— DATA RECORDS —
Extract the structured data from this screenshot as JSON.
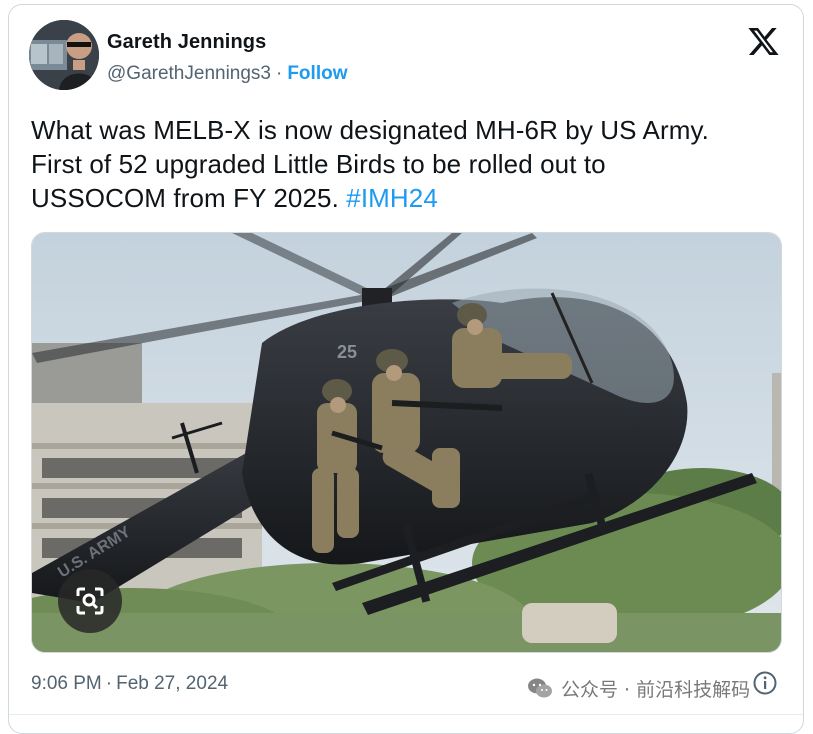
{
  "author": {
    "name": "Gareth Jennings",
    "handle": "@GarethJennings3",
    "separator": "·",
    "follow_label": "Follow"
  },
  "tweet": {
    "text_line1": "What was MELB-X is now designated MH-6R by US Army.",
    "text_line2": "First of 52 upgraded Little Birds to be rolled out to",
    "text_line3": "USSOCOM from FY 2025.",
    "hashtag": "#IMH24"
  },
  "media": {
    "helicopter_tail_text": "U.S. ARMY",
    "helicopter_number": "25",
    "lens_icon": "visual-search-icon"
  },
  "footer": {
    "time": "9:06 PM",
    "separator": "·",
    "date": "Feb 27, 2024",
    "info_icon": "info-icon"
  },
  "watermark": {
    "text": "公众号 · 前沿科技解码",
    "icon": "wechat-icon"
  },
  "icons": {
    "logo": "x-logo-icon"
  },
  "colors": {
    "accent": "#1d9bf0",
    "text": "#0f1419",
    "secondary": "#536471",
    "border": "#cfd9de"
  }
}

— STATED EXERCISE —
Quote the material word for word, dropping any images it holds.

— PROBLEM SOLUTION —
Extract the structured data from this screenshot as JSON.
{
  "author": {
    "name": "Gareth Jennings",
    "handle": "@GarethJennings3",
    "separator": "·",
    "follow_label": "Follow"
  },
  "tweet": {
    "text_line1": "What was MELB-X is now designated MH-6R by US Army.",
    "text_line2": "First of 52 upgraded Little Birds to be rolled out to",
    "text_line3": "USSOCOM from FY 2025.",
    "hashtag": "#IMH24"
  },
  "media": {
    "helicopter_tail_text": "U.S. ARMY",
    "helicopter_number": "25",
    "lens_icon": "visual-search-icon"
  },
  "footer": {
    "time": "9:06 PM",
    "separator": "·",
    "date": "Feb 27, 2024",
    "info_icon": "info-icon"
  },
  "watermark": {
    "text": "公众号 · 前沿科技解码",
    "icon": "wechat-icon"
  },
  "icons": {
    "logo": "x-logo-icon"
  },
  "colors": {
    "accent": "#1d9bf0",
    "text": "#0f1419",
    "secondary": "#536471",
    "border": "#cfd9de"
  }
}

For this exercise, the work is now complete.